━━━━━ Provided data ━━━━━
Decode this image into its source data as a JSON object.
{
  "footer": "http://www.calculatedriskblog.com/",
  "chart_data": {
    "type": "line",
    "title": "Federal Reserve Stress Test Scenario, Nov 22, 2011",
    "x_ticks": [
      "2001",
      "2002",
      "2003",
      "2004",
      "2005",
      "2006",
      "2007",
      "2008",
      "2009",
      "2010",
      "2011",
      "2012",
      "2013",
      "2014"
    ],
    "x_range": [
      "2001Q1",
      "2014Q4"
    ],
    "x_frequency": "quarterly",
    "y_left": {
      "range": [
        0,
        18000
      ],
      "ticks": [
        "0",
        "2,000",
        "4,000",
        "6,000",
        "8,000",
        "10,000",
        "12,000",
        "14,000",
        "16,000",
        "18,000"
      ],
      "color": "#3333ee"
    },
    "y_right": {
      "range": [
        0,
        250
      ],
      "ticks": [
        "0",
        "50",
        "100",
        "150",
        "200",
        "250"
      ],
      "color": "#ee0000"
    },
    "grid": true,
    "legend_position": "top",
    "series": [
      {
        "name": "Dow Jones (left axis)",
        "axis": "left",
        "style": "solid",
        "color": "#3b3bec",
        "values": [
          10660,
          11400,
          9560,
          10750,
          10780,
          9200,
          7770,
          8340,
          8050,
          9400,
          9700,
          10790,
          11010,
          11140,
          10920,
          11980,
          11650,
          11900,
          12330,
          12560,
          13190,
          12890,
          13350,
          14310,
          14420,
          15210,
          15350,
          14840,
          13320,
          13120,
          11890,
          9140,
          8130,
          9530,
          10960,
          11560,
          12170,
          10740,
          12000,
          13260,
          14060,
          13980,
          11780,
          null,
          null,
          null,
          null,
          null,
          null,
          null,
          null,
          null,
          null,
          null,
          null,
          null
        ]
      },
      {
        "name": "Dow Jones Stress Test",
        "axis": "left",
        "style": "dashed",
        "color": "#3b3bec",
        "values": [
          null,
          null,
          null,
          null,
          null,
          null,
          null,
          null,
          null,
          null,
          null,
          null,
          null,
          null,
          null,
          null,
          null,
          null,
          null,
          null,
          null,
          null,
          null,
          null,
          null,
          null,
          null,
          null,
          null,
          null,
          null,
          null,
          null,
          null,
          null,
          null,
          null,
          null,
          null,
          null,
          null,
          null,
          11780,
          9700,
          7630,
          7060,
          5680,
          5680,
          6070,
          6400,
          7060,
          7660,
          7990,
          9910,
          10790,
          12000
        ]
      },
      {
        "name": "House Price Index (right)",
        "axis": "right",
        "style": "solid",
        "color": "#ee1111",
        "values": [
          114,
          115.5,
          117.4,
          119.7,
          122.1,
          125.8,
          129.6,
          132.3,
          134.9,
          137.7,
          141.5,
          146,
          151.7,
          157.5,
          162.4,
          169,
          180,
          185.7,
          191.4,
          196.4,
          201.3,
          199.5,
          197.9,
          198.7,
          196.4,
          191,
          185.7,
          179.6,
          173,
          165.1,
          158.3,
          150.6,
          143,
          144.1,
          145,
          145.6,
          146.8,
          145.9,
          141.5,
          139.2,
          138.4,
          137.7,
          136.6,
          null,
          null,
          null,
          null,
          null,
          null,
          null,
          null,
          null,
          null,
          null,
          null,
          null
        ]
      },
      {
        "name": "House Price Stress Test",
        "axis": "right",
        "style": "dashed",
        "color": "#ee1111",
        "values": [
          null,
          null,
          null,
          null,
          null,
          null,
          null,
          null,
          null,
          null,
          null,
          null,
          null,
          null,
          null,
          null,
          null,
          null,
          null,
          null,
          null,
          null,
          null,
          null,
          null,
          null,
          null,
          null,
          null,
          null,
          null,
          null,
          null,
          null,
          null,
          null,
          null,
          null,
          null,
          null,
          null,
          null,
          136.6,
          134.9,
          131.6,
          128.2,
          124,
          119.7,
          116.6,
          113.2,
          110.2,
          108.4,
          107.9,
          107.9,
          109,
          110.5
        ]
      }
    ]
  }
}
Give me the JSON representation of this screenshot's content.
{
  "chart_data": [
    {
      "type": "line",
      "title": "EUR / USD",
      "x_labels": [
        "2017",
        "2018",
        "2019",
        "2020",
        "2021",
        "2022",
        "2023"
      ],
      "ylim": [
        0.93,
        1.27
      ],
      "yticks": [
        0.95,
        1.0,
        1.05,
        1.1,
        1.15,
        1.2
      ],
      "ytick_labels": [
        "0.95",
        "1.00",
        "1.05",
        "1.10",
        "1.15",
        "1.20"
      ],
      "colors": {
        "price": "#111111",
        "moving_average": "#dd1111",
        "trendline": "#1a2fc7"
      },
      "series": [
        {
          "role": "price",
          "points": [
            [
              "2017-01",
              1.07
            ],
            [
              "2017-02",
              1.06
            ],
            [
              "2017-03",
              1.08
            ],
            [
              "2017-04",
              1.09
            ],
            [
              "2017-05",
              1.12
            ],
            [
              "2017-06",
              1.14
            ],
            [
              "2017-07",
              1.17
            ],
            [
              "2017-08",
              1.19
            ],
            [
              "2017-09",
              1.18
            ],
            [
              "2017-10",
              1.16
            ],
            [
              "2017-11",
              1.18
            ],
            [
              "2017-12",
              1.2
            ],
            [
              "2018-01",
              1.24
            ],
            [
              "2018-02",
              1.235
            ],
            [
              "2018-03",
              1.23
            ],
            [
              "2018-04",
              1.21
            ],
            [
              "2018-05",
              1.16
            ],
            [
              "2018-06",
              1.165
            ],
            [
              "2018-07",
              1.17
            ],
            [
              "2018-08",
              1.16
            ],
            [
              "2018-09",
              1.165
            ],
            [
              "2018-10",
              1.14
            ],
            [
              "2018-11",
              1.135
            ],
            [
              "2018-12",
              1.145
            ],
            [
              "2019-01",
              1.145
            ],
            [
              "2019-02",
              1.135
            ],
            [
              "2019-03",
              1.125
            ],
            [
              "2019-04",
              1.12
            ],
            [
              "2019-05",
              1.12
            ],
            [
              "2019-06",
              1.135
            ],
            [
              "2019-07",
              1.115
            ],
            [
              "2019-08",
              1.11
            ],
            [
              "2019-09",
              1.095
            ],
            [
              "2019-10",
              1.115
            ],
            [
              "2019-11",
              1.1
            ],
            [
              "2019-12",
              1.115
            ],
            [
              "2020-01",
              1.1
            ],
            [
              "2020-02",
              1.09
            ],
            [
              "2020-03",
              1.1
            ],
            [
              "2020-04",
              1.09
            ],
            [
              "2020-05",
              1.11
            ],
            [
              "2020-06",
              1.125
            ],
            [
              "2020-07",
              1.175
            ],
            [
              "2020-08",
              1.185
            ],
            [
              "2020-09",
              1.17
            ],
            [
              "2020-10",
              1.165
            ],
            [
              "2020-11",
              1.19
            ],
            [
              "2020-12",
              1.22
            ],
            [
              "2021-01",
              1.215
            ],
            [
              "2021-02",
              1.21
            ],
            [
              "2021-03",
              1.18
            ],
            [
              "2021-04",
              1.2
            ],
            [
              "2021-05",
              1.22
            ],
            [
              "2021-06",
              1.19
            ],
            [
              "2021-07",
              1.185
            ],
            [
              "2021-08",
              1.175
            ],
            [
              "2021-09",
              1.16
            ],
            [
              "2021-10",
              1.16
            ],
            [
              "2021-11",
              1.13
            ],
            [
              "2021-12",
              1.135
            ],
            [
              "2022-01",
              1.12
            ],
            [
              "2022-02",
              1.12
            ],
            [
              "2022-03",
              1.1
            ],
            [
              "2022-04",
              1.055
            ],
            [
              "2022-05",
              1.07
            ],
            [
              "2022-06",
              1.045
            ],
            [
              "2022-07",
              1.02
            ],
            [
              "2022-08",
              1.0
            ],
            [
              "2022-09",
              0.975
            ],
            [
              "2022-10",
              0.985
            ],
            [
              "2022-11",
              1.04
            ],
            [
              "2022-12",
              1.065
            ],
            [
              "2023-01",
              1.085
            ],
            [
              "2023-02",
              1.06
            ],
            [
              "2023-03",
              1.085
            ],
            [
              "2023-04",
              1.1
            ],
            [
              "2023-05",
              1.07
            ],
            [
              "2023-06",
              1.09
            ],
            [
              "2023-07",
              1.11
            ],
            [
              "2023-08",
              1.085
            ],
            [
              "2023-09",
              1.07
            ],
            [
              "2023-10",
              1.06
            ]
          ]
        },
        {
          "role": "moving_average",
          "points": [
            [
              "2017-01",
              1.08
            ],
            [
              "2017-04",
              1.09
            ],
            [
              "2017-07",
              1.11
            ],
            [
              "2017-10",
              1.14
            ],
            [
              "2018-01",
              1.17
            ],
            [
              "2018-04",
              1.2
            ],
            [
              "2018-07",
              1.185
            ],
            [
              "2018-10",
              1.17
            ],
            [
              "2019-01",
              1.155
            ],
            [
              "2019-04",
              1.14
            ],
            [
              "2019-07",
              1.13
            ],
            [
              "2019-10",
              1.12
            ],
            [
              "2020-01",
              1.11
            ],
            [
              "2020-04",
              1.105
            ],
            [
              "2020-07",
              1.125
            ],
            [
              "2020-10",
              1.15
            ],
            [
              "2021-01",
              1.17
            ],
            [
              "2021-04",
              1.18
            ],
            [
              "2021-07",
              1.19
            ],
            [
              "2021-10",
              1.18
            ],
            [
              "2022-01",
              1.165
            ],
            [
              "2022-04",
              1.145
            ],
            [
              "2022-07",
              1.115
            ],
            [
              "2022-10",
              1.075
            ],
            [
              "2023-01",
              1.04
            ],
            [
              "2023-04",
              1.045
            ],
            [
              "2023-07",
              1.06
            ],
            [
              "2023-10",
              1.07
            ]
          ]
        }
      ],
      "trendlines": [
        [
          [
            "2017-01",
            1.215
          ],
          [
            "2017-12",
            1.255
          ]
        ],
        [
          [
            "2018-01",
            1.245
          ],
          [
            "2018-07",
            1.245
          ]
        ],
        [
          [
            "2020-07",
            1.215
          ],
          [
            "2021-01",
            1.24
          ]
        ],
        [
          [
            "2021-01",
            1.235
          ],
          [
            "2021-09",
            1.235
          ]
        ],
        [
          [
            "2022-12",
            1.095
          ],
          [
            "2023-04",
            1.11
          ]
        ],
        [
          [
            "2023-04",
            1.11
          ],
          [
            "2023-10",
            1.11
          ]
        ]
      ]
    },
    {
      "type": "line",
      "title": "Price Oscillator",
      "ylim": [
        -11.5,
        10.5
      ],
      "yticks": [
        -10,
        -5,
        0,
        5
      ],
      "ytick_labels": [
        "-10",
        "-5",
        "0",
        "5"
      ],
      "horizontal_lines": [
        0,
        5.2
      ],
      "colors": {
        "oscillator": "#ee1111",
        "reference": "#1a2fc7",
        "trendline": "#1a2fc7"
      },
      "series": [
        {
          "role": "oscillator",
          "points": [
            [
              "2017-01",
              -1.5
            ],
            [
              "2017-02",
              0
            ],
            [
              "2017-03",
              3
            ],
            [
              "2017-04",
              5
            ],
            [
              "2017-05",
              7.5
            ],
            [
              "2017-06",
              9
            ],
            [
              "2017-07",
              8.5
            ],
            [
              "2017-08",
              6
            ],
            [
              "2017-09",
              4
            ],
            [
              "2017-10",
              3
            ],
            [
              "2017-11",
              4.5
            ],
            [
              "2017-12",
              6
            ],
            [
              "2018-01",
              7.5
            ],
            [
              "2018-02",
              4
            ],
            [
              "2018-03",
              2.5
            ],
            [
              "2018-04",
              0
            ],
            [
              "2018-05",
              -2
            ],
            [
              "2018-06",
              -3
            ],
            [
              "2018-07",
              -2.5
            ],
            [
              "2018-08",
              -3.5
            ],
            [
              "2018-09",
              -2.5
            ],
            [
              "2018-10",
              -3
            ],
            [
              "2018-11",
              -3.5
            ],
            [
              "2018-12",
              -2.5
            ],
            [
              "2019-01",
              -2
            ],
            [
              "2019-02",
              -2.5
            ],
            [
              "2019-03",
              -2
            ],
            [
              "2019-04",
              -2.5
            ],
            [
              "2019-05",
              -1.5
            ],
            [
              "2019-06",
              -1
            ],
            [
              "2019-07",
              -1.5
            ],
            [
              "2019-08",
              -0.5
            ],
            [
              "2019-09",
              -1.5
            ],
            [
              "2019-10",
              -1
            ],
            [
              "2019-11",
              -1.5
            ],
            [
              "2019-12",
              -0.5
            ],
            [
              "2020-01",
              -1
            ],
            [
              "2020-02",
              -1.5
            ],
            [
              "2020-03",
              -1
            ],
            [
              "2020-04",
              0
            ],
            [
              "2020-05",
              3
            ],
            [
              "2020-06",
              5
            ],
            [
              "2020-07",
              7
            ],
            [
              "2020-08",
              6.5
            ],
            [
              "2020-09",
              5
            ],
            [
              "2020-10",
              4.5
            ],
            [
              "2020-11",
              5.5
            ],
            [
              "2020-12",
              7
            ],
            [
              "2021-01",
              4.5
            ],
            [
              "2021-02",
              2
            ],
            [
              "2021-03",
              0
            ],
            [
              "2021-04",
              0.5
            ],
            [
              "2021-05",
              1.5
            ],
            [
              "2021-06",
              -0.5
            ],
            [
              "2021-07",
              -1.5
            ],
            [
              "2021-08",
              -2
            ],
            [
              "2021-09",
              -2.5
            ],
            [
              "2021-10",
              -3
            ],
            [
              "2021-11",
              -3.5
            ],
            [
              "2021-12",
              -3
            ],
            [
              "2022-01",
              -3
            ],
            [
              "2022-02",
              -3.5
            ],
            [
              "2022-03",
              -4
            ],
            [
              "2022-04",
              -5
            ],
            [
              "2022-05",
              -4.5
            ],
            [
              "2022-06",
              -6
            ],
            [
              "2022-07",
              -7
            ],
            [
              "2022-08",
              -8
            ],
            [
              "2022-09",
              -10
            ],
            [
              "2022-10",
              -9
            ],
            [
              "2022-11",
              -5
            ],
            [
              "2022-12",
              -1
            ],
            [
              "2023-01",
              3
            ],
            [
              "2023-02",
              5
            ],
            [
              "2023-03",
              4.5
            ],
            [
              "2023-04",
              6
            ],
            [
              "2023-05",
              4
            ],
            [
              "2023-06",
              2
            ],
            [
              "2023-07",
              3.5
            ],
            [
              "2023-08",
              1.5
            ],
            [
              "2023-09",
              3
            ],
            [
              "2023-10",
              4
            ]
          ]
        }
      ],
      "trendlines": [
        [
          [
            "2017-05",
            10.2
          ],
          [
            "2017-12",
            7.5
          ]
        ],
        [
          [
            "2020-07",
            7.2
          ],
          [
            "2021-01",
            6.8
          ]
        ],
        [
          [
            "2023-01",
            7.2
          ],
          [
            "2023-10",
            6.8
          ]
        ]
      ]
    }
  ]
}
━━━━━
### Exercise description
Each line that holds the word "Stress" is to be copied.

### Correct response
    "title": "Federal Reserve Stress Test Scenario, Nov 22, 2011",
        "name": "Dow Jones Stress Test",
        "name": "House Price Stress Test",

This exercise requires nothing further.